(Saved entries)
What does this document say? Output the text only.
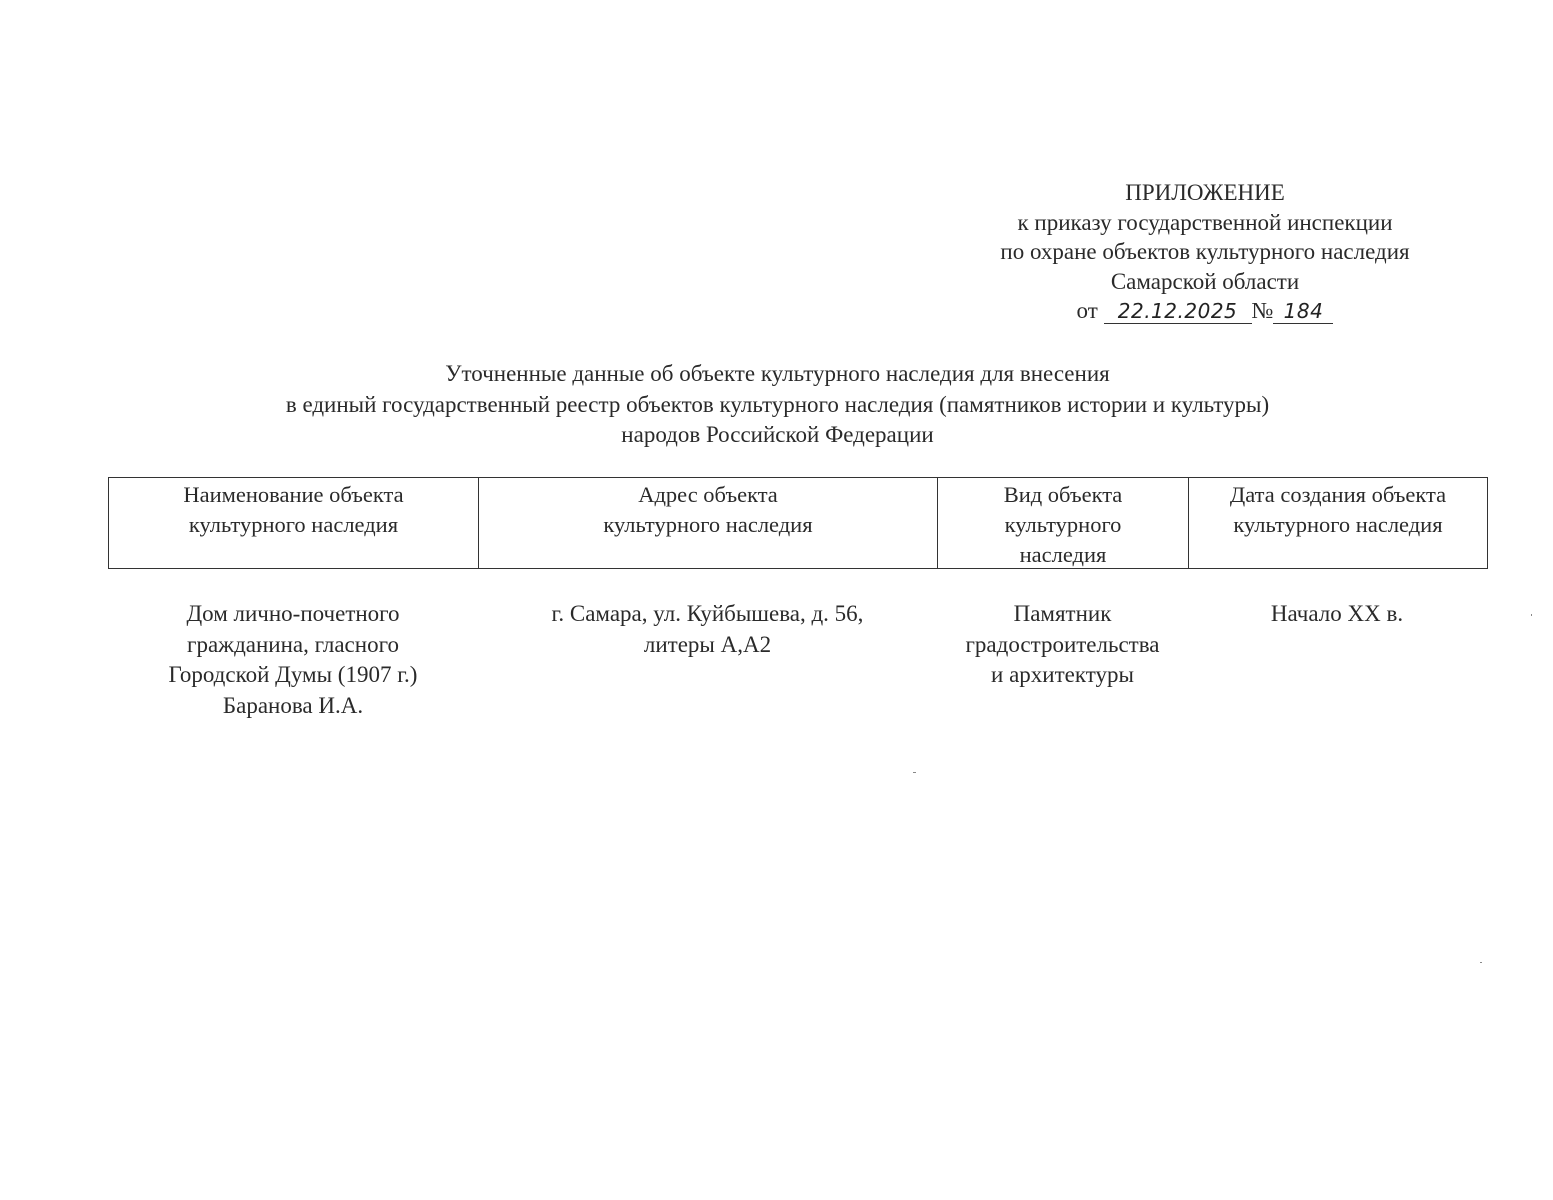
ПРИЛОЖЕНИЕ
к приказу государственной инспекции
по охране объектов культурного наследия
Самарской области
от 22.12.2025 № 184
Уточненные данные об объекте культурного наследия для внесения
в единый государственный реестр объектов культурного наследия (памятников истории и культуры)
народов Российской Федерации
Наименование объекта
культурного наследия
Адрес объекта
культурного наследия
Вид объекта
культурного
наследия
Дата создания объекта
культурного наследия
Дом лично-почетного
гражданина, гласного
Городской Думы (1907 г.)
Баранова И.А.
г. Самара, ул. Куйбышева, д. 56,
литеры А,А2
Памятник
градостроительства
и архитектуры
Начало XX в.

EXERCISE DIRECTIONS> Wherever "объектов" shows up in a line, copy that line.

ANSWER FOR THIS EXERCISE>
по охране объектов культурного наследия
в единый государственный реестр объектов культурного наследия (памятников истории и культуры)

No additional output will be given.